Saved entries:

• • • • • • •

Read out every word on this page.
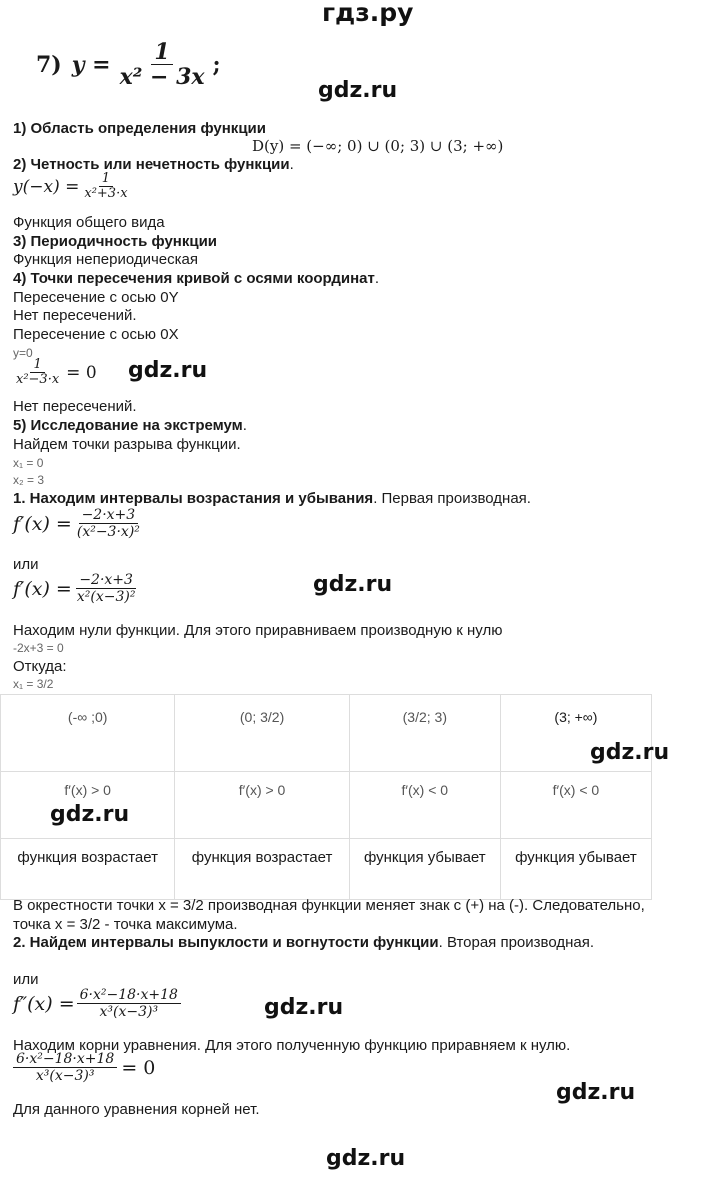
гдз.ру
gdz.ru
gdz.ru
gdz.ru
gdz.ru
gdz.ru
gdz.ru
gdz.ru
gdz.ru
7) $y = \frac{1}{\text{x² − 3x}}$ ;
1) Область определения функции
D(y) = (−∞; 0) ∪ (0; 3) ∪ (3; +∞)
2) Четность или нечетность функции.
$y(-x) = \frac{1}{\text{x²+3·x}}$
Функция общего вида
3) Периодичность функции
Функция непериодическая
4) Точки пересечения кривой с осями координат.
Пересечение с осью 0Y
Нет пересечений.
Пересечение с осью 0X
y=0
$\frac{1}{\text{x²−3·x}} = 0$
Нет пересечений.
5) Исследование на экстремум.
Найдем точки разрыва функции.
x₁ = 0
x₂ = 3
1. Находим интервалы возрастания и убывания. Первая производная.
$f'(x) = \frac{-2\cdot x+3}{\text{(x²−3·x)²}}$
или
$f'(x) = \frac{-2\cdot x+3}{\text{x²(x−3)²}}$
Находим нули функции. Для этого приравниваем производную к нулю
-2x+3 = 0
Откуда:
x₁ = 3/2
(-∞ ;0)	(0; 3/2)	(3/2; 3)	(3; +∞)
f′(x) > 0	f′(x) > 0	f′(x) < 0	f′(x) < 0
функция возрастает	функция возрастает	функция убывает	функция убывает
В окрестности точки x = 3/2 производная функции меняет знак с (+) на (-). Следовательно,
точка x = 3/2 - точка максимума.
2. Найдем интервалы выпуклости и вогнутости функции. Вторая производная.
или
$f''(x) = \frac{\text{6·x²−18·x+18}}{\text{x³(x−3)³}}$
Находим корни уравнения. Для этого полученную функцию приравняем к нулю.
$\frac{\text{6·x²−18·x+18}}{\text{x³(x−3)³}} = 0$
Для данного уравнения корней нет.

• • • • • • •

EXERCISE REQUIREMENTS = Lines that include the word "Находим" are to be extracted from the data above.

RESULT OF THE TASK =
1. Находим интервалы возрастания и убывания. Первая производная.
Находим нули функции. Для этого приравниваем производную к нулю
Находим корни уравнения. Для этого полученную функцию приравняем к нулю.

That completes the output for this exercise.